▶ OBJECTIVE:
Repeat each record below exactly as given.

▶ INPUT ROWS:
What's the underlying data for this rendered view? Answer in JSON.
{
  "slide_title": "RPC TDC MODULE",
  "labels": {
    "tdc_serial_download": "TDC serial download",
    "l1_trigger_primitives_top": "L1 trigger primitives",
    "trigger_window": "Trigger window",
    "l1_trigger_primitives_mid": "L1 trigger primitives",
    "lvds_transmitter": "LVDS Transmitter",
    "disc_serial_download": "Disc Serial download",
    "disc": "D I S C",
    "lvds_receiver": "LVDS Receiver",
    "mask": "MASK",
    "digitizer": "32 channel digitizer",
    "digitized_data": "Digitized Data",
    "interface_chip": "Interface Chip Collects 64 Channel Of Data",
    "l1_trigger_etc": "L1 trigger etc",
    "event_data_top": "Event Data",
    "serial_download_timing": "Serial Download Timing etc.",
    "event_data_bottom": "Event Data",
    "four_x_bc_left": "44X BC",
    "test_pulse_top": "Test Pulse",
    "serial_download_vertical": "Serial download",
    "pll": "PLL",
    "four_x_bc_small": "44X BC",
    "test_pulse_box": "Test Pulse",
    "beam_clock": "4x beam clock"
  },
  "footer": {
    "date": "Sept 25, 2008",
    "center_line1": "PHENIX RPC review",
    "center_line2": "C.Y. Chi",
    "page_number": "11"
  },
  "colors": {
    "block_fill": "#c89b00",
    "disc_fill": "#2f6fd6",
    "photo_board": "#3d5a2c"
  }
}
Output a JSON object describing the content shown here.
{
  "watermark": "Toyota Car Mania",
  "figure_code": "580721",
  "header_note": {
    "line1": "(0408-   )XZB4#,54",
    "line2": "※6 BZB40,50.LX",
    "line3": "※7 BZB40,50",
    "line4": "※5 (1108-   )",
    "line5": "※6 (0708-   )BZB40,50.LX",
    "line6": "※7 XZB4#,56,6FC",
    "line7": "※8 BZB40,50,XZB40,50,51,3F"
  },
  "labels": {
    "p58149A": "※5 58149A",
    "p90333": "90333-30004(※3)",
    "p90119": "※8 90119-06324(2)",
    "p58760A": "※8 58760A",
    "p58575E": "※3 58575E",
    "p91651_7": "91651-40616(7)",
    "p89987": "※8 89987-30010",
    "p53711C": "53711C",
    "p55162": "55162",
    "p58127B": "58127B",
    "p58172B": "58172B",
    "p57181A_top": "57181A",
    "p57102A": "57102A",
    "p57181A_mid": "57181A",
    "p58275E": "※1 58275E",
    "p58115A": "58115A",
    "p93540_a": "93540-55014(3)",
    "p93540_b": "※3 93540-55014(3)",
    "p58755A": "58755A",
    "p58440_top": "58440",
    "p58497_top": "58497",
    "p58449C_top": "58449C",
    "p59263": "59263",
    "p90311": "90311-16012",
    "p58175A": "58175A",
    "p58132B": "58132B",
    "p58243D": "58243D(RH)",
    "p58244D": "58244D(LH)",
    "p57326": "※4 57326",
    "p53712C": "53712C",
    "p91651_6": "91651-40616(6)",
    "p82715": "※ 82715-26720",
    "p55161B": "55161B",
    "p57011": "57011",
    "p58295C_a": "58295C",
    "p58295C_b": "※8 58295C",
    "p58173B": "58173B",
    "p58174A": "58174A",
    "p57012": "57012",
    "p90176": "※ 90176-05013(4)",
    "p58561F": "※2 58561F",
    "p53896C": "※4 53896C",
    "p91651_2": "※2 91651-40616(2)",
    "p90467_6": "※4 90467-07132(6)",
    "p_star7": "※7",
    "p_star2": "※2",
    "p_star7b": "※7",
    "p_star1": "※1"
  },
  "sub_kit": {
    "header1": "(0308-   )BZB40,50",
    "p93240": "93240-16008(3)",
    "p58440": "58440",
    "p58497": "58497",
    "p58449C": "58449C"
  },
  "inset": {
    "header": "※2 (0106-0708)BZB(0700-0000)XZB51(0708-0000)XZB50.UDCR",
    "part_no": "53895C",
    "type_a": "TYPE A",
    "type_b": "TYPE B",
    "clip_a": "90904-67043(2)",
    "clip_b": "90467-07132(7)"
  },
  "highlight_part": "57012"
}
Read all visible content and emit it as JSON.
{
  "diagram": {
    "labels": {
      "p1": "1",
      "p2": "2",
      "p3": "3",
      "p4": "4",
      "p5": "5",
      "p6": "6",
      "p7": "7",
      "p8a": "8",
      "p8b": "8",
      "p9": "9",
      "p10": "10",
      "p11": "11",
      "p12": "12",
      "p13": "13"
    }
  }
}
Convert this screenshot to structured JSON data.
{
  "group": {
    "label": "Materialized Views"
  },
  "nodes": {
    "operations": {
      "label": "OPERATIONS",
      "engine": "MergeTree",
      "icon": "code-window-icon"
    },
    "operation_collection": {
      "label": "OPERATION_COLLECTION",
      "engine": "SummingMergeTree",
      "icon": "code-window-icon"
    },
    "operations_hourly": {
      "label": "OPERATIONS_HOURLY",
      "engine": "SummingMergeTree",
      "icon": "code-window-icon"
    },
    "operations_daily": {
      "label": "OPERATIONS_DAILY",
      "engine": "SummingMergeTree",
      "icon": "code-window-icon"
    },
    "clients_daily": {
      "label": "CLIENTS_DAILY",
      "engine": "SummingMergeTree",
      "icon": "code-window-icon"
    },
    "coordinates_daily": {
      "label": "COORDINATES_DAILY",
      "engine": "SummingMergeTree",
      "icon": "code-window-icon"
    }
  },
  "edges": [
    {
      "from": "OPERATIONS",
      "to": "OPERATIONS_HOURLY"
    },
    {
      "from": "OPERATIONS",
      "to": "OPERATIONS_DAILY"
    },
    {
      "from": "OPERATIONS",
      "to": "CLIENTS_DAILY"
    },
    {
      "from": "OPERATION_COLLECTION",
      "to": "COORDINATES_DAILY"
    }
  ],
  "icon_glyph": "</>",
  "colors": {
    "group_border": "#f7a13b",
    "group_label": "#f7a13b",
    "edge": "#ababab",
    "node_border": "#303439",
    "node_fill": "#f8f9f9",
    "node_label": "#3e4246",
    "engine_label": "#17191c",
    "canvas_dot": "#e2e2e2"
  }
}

▶ RIGHT ANSWER:
What's the underlying data for this rendered view? Answer in JSON.
{
  "slide_title": "RPC TDC MODULE",
  "labels": {
    "tdc_serial_download": "TDC serial download",
    "l1_trigger_primitives_top": "L1 trigger primitives",
    "trigger_window": "Trigger window",
    "l1_trigger_primitives_mid": "L1 trigger primitives",
    "lvds_transmitter": "LVDS Transmitter",
    "disc_serial_download": "Disc Serial download",
    "disc": "D I S C",
    "lvds_receiver": "LVDS Receiver",
    "mask": "MASK",
    "digitizer": "32 channel digitizer",
    "digitized_data": "Digitized Data",
    "interface_chip": "Interface Chip Collects 64 Channel Of Data",
    "l1_trigger_etc": "L1 trigger etc",
    "event_data_top": "Event Data",
    "serial_download_timing": "Serial Download Timing etc.",
    "event_data_bottom": "Event Data",
    "four_x_bc_left": "44X BC",
    "test_pulse_top": "Test Pulse",
    "serial_download_vertical": "Serial download",
    "pll": "PLL",
    "four_x_bc_small": "44X BC",
    "test_pulse_box": "Test Pulse",
    "beam_clock": "4x beam clock"
  },
  "footer": {
    "date": "Sept 25, 2008",
    "center_line1": "PHENIX RPC review",
    "center_line2": "C.Y. Chi",
    "page_number": "11"
  },
  "colors": {
    "block_fill": "#c89b00",
    "disc_fill": "#2f6fd6",
    "photo_board": "#3d5a2c"
  }
}
Output a JSON object describing the content shown here.
{
  "watermark": "Toyota Car Mania",
  "figure_code": "580721",
  "header_note": {
    "line1": "(0408-   )XZB4#,54",
    "line2": "※6 BZB40,50.LX",
    "line3": "※7 BZB40,50",
    "line4": "※5 (1108-   )",
    "line5": "※6 (0708-   )BZB40,50.LX",
    "line6": "※7 XZB4#,56,6FC",
    "line7": "※8 BZB40,50,XZB40,50,51,3F"
  },
  "labels": {
    "p58149A": "※5 58149A",
    "p90333": "90333-30004(※3)",
    "p90119": "※8 90119-06324(2)",
    "p58760A": "※8 58760A",
    "p58575E": "※3 58575E",
    "p91651_7": "91651-40616(7)",
    "p89987": "※8 89987-30010",
    "p53711C": "53711C",
    "p55162": "55162",
    "p58127B": "58127B",
    "p58172B": "58172B",
    "p57181A_top": "57181A",
    "p57102A": "57102A",
    "p57181A_mid": "57181A",
    "p58275E": "※1 58275E",
    "p58115A": "58115A",
    "p93540_a": "93540-55014(3)",
    "p93540_b": "※3 93540-55014(3)",
    "p58755A": "58755A",
    "p58440_top": "58440",
    "p58497_top": "58497",
    "p58449C_top": "58449C",
    "p59263": "59263",
    "p90311": "90311-16012",
    "p58175A": "58175A",
    "p58132B": "58132B",
    "p58243D": "58243D(RH)",
    "p58244D": "58244D(LH)",
    "p57326": "※4 57326",
    "p53712C": "53712C",
    "p91651_6": "91651-40616(6)",
    "p82715": "※ 82715-26720",
    "p55161B": "55161B",
    "p57011": "57011",
    "p58295C_a": "58295C",
    "p58295C_b": "※8 58295C",
    "p58173B": "58173B",
    "p58174A": "58174A",
    "p57012": "57012",
    "p90176": "※ 90176-05013(4)",
    "p58561F": "※2 58561F",
    "p53896C": "※4 53896C",
    "p91651_2": "※2 91651-40616(2)",
    "p90467_6": "※4 90467-07132(6)",
    "p_star7": "※7",
    "p_star2": "※2",
    "p_star7b": "※7",
    "p_star1": "※1"
  },
  "sub_kit": {
    "header1": "(0308-   )BZB40,50",
    "p93240": "93240-16008(3)",
    "p58440": "58440",
    "p58497": "58497",
    "p58449C": "58449C"
  },
  "inset": {
    "header": "※2 (0106-0708)BZB(0700-0000)XZB51(0708-0000)XZB50.UDCR",
    "part_no": "53895C",
    "type_a": "TYPE A",
    "type_b": "TYPE B",
    "clip_a": "90904-67043(2)",
    "clip_b": "90467-07132(7)"
  },
  "highlight_part": "57012"
}
Read all visible content and emit it as JSON.
{
  "diagram": {
    "labels": {
      "p1": "1",
      "p2": "2",
      "p3": "3",
      "p4": "4",
      "p5": "5",
      "p6": "6",
      "p7": "7",
      "p8a": "8",
      "p8b": "8",
      "p9": "9",
      "p10": "10",
      "p11": "11",
      "p12": "12",
      "p13": "13"
    }
  }
}
Convert this screenshot to structured JSON data.
{
  "group": {
    "label": "Materialized Views"
  },
  "nodes": {
    "operations": {
      "label": "OPERATIONS",
      "engine": "MergeTree",
      "icon": "code-window-icon"
    },
    "operation_collection": {
      "label": "OPERATION_COLLECTION",
      "engine": "SummingMergeTree",
      "icon": "code-window-icon"
    },
    "operations_hourly": {
      "label": "OPERATIONS_HOURLY",
      "engine": "SummingMergeTree",
      "icon": "code-window-icon"
    },
    "operations_daily": {
      "label": "OPERATIONS_DAILY",
      "engine": "SummingMergeTree",
      "icon": "code-window-icon"
    },
    "clients_daily": {
      "label": "CLIENTS_DAILY",
      "engine": "SummingMergeTree",
      "icon": "code-window-icon"
    },
    "coordinates_daily": {
      "label": "COORDINATES_DAILY",
      "engine": "SummingMergeTree",
      "icon": "code-window-icon"
    }
  },
  "edges": [
    {
      "from": "OPERATIONS",
      "to": "OPERATIONS_HOURLY"
    },
    {
      "from": "OPERATIONS",
      "to": "OPERATIONS_DAILY"
    },
    {
      "from": "OPERATIONS",
      "to": "CLIENTS_DAILY"
    },
    {
      "from": "OPERATION_COLLECTION",
      "to": "COORDINATES_DAILY"
    }
  ],
  "icon_glyph": "</>",
  "colors": {
    "group_border": "#f7a13b",
    "group_label": "#f7a13b",
    "edge": "#ababab",
    "node_border": "#303439",
    "node_fill": "#f8f9f9",
    "node_label": "#3e4246",
    "engine_label": "#17191c",
    "canvas_dot": "#e2e2e2"
  }
}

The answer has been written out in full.